_Given problem_.
Repeat the records below exactly, leaving out any pictures.

_Working data_.

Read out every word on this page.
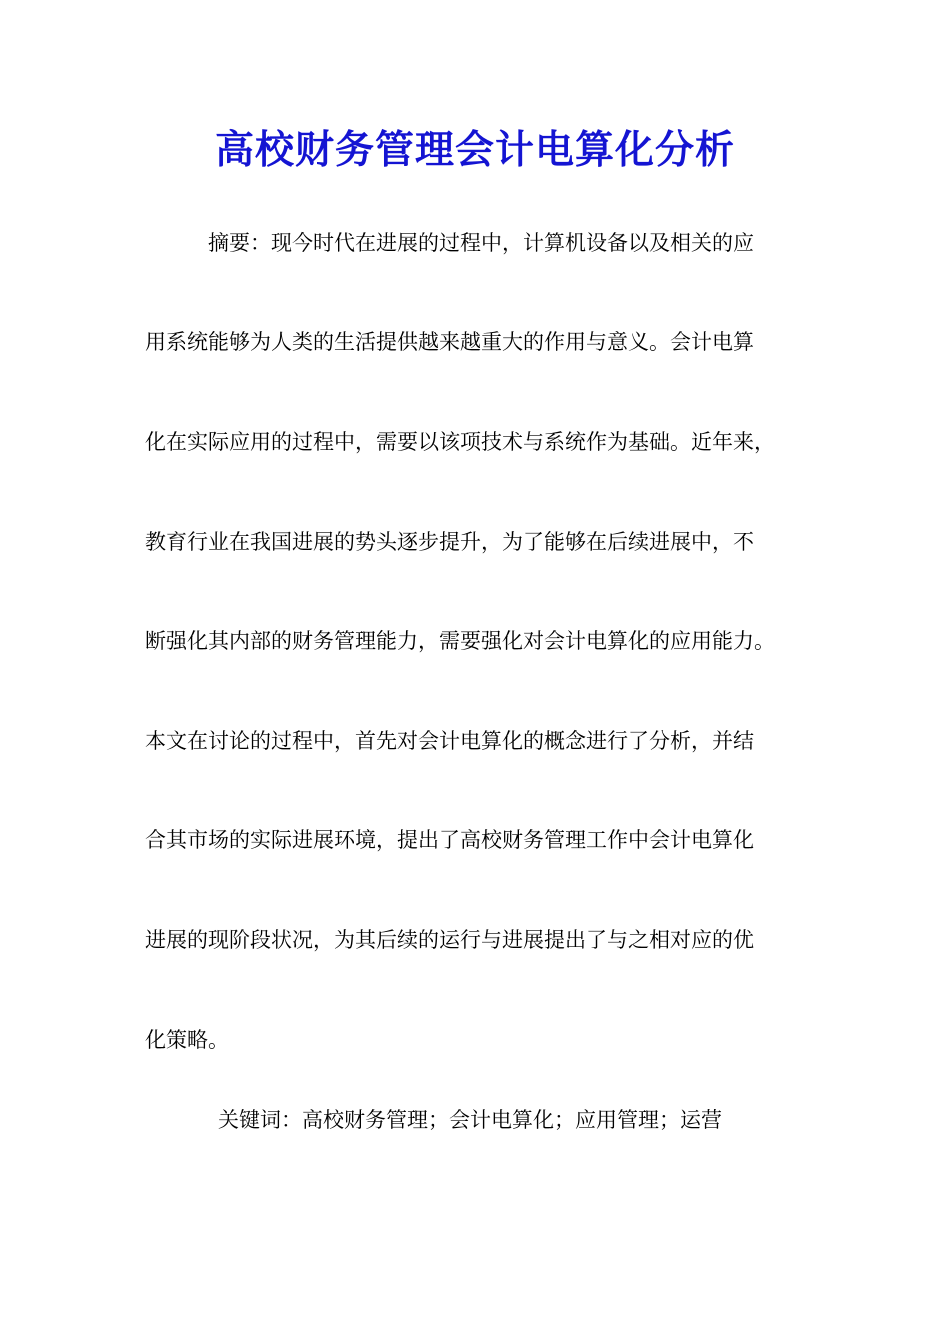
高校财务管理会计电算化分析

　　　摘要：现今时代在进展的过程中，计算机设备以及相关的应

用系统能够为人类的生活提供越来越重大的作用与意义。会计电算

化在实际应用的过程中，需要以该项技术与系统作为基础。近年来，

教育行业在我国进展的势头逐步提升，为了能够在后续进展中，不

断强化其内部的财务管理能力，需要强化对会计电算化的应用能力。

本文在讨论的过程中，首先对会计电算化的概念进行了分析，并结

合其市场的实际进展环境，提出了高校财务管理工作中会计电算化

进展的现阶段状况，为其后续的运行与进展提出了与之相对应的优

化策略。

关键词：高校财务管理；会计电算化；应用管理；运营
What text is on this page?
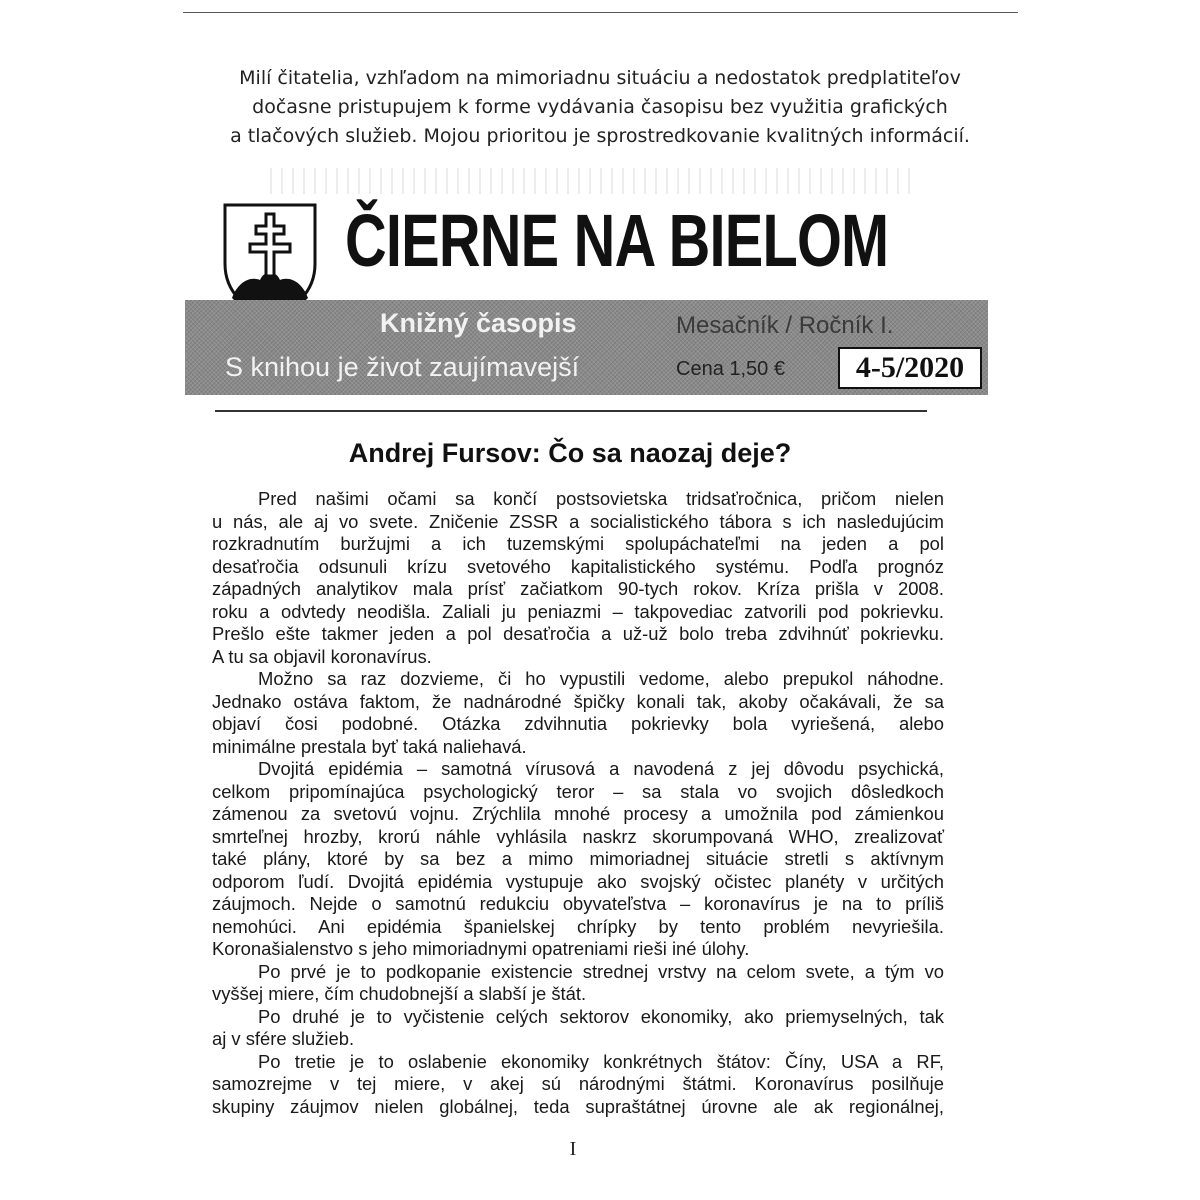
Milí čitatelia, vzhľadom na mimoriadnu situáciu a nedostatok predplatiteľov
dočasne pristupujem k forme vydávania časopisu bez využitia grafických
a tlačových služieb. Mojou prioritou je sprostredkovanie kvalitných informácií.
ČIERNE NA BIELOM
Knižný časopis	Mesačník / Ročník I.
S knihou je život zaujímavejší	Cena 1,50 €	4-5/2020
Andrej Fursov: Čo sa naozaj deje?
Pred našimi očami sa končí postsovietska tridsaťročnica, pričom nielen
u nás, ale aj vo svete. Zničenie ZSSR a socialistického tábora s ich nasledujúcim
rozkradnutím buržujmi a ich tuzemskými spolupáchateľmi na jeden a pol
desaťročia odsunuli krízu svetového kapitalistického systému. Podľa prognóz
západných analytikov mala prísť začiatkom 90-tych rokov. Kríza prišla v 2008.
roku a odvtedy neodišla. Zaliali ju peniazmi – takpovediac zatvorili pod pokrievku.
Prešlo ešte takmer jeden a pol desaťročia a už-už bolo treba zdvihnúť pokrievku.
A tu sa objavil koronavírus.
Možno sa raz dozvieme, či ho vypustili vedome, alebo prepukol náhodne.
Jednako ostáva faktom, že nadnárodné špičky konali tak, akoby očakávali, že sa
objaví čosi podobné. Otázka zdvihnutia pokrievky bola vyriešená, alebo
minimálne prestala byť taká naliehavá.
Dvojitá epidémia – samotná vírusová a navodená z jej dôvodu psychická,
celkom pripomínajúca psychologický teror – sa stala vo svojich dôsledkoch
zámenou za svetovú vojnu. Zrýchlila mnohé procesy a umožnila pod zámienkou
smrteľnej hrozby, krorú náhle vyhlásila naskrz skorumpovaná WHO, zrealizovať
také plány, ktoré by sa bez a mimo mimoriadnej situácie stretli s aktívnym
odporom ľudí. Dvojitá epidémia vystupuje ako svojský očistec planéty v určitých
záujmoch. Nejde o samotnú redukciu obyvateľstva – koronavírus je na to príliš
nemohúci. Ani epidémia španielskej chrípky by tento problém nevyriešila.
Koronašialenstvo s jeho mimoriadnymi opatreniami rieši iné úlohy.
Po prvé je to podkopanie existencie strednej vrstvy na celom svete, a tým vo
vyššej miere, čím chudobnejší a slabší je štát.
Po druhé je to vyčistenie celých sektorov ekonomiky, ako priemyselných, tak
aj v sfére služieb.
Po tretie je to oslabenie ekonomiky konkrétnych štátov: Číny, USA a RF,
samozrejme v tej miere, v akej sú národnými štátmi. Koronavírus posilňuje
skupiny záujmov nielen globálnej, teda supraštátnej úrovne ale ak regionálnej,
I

_Solved problem_.
Read out every word on this page.
高校财务管理会计电算化分析

　　　摘要：现今时代在进展的过程中，计算机设备以及相关的应

用系统能够为人类的生活提供越来越重大的作用与意义。会计电算

化在实际应用的过程中，需要以该项技术与系统作为基础。近年来，

教育行业在我国进展的势头逐步提升，为了能够在后续进展中，不

断强化其内部的财务管理能力，需要强化对会计电算化的应用能力。

本文在讨论的过程中，首先对会计电算化的概念进行了分析，并结

合其市场的实际进展环境，提出了高校财务管理工作中会计电算化

进展的现阶段状况，为其后续的运行与进展提出了与之相对应的优

化策略。

关键词：高校财务管理；会计电算化；应用管理；运营
What text is on this page?
Milí čitatelia, vzhľadom na mimoriadnu situáciu a nedostatok predplatiteľov
dočasne pristupujem k forme vydávania časopisu bez využitia grafických
a tlačových služieb. Mojou prioritou je sprostredkovanie kvalitných informácií.
ČIERNE NA BIELOM
Knižný časopis	Mesačník / Ročník I.
S knihou je život zaujímavejší	Cena 1,50 €	4-5/2020
Andrej Fursov: Čo sa naozaj deje?
Pred našimi očami sa končí postsovietska tridsaťročnica, pričom nielen
u nás, ale aj vo svete. Zničenie ZSSR a socialistického tábora s ich nasledujúcim
rozkradnutím buržujmi a ich tuzemskými spolupáchateľmi na jeden a pol
desaťročia odsunuli krízu svetového kapitalistického systému. Podľa prognóz
západných analytikov mala prísť začiatkom 90-tych rokov. Kríza prišla v 2008.
roku a odvtedy neodišla. Zaliali ju peniazmi – takpovediac zatvorili pod pokrievku.
Prešlo ešte takmer jeden a pol desaťročia a už-už bolo treba zdvihnúť pokrievku.
A tu sa objavil koronavírus.
Možno sa raz dozvieme, či ho vypustili vedome, alebo prepukol náhodne.
Jednako ostáva faktom, že nadnárodné špičky konali tak, akoby očakávali, že sa
objaví čosi podobné. Otázka zdvihnutia pokrievky bola vyriešená, alebo
minimálne prestala byť taká naliehavá.
Dvojitá epidémia – samotná vírusová a navodená z jej dôvodu psychická,
celkom pripomínajúca psychologický teror – sa stala vo svojich dôsledkoch
zámenou za svetovú vojnu. Zrýchlila mnohé procesy a umožnila pod zámienkou
smrteľnej hrozby, krorú náhle vyhlásila naskrz skorumpovaná WHO, zrealizovať
také plány, ktoré by sa bez a mimo mimoriadnej situácie stretli s aktívnym
odporom ľudí. Dvojitá epidémia vystupuje ako svojský očistec planéty v určitých
záujmoch. Nejde o samotnú redukciu obyvateľstva – koronavírus je na to príliš
nemohúci. Ani epidémia španielskej chrípky by tento problém nevyriešila.
Koronašialenstvo s jeho mimoriadnymi opatreniami rieši iné úlohy.
Po prvé je to podkopanie existencie strednej vrstvy na celom svete, a tým vo
vyššej miere, čím chudobnejší a slabší je štát.
Po druhé je to vyčistenie celých sektorov ekonomiky, ako priemyselných, tak
aj v sfére služieb.
Po tretie je to oslabenie ekonomiky konkrétnych štátov: Číny, USA a RF,
samozrejme v tej miere, v akej sú národnými štátmi. Koronavírus posilňuje
skupiny záujmov nielen globálnej, teda supraštátnej úrovne ale ak regionálnej,
I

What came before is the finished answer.